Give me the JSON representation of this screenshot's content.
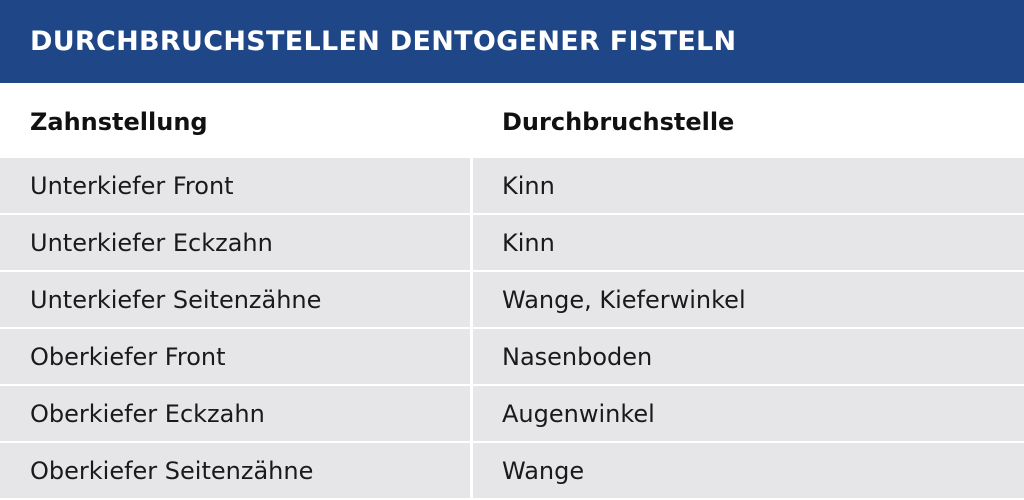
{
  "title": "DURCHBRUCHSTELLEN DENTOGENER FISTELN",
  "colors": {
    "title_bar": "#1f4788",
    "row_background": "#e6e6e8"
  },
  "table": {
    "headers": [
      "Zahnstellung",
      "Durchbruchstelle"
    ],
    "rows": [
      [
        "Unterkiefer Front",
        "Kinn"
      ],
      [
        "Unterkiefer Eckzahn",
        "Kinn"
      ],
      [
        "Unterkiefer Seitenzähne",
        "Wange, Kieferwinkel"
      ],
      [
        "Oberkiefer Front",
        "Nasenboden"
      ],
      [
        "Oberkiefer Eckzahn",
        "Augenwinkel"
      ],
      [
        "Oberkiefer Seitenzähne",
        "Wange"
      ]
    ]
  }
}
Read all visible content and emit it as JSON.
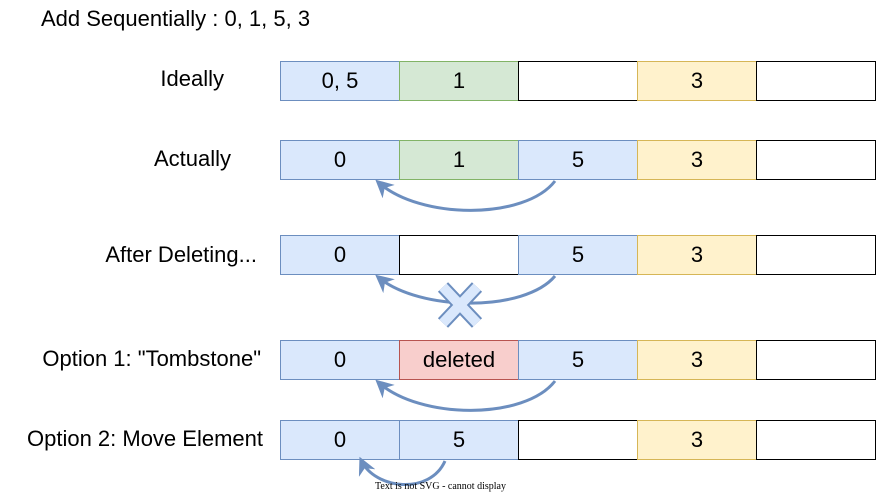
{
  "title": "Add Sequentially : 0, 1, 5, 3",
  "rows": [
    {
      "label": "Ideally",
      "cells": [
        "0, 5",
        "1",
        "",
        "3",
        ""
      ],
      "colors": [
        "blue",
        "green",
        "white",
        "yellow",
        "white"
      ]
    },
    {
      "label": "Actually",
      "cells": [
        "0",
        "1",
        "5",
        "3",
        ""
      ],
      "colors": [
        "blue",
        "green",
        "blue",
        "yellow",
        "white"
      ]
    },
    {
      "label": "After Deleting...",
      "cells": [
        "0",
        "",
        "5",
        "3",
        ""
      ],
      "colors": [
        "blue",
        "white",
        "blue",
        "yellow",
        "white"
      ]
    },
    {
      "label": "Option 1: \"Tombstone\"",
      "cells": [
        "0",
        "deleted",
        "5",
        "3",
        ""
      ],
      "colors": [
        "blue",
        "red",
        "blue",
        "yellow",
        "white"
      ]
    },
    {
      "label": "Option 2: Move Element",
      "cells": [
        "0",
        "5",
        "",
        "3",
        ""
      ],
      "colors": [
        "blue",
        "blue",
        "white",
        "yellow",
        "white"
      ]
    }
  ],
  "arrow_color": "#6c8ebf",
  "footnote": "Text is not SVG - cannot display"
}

----

** Request **
Write down only the number of lines that contain the string "Front" in the listing.

** Solution for this problem **
2